:: PROVIDED TEXT ::
# What is the Martial arts code of conduct for Instructors?



## debrarae (Sep 18, 2006)

I am considering the Martial Arts for my Children.  I saw the
code of conduct for the 'students'.  Yet I saw none for the
instructors.

As my children are special needs they respond negatively to
being demeaned, and to corporal punishement (designed to humilate
student - rather then to instruct).

My children are well behaved, and have been mainstreamed into regular education (and there have been no problems).

All I want to know is, precisely what is the instructor allowed or NOT ALLOWED to do to a student?

Sincerly,
debrarae


----------



## Drac (Sep 18, 2006)

I for one have *NEVER* seen an instructor humiliate or demean a student..I have seen young students scolded for no paying attention or for not following instructions and made to do push ups BUT *NEVER* corporal punisment..At an Okinawa school I visited Sensei walked around with a bamboo stick and would tap a students foot or arm so it would slide back to the correct position in a chosen stance..You need to visit a few schools and observe classes, if possible make a appointment to talk wth the instructor and voice your concerns..I'm sure the other will have better info...


----------



## Andrew Green (Sep 18, 2006)
:::
:: MATERIAL ::
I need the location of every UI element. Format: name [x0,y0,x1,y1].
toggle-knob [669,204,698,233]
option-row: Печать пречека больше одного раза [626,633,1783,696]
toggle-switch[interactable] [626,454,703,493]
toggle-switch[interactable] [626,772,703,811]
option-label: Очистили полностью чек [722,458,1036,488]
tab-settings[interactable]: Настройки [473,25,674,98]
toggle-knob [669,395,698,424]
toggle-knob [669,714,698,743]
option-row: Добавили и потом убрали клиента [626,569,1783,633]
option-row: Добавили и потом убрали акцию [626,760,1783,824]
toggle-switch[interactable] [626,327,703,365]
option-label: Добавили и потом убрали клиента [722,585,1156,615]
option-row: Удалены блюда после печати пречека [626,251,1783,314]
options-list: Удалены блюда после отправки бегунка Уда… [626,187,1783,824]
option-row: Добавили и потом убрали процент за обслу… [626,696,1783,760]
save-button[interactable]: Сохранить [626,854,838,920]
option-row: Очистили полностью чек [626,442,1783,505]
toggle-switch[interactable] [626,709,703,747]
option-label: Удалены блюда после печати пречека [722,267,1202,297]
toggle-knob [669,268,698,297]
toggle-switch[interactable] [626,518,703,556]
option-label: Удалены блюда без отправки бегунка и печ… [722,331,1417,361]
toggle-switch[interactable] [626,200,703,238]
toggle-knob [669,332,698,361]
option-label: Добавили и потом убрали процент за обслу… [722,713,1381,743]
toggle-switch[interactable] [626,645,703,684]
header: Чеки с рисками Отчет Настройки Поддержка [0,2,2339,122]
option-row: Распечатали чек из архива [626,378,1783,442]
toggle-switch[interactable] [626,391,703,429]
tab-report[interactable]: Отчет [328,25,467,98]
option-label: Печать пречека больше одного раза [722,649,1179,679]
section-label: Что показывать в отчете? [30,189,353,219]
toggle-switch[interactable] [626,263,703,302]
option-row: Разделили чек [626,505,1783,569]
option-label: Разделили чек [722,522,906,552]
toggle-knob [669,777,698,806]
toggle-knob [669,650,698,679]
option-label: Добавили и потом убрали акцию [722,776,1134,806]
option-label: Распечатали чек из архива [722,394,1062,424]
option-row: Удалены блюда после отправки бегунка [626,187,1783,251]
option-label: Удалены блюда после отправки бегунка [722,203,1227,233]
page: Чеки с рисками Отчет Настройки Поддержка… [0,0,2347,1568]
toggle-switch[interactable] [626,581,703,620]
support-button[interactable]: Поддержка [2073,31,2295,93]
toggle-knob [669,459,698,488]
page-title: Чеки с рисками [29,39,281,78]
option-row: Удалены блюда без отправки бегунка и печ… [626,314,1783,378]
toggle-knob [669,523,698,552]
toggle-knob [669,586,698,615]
:::
REQUIRED TASK: In the forum thread on instructor conduct, why does debrarae want to know what a martial arts instructor is or is not allowed to do to a student? Answer in one to three sentences.

RESPONSE: debrarae's children have special needs and respond negatively to being demeaned and to corporal punishment meant to humiliate rather than instruct. debrarae had found a code of conduct for students but none for instructors.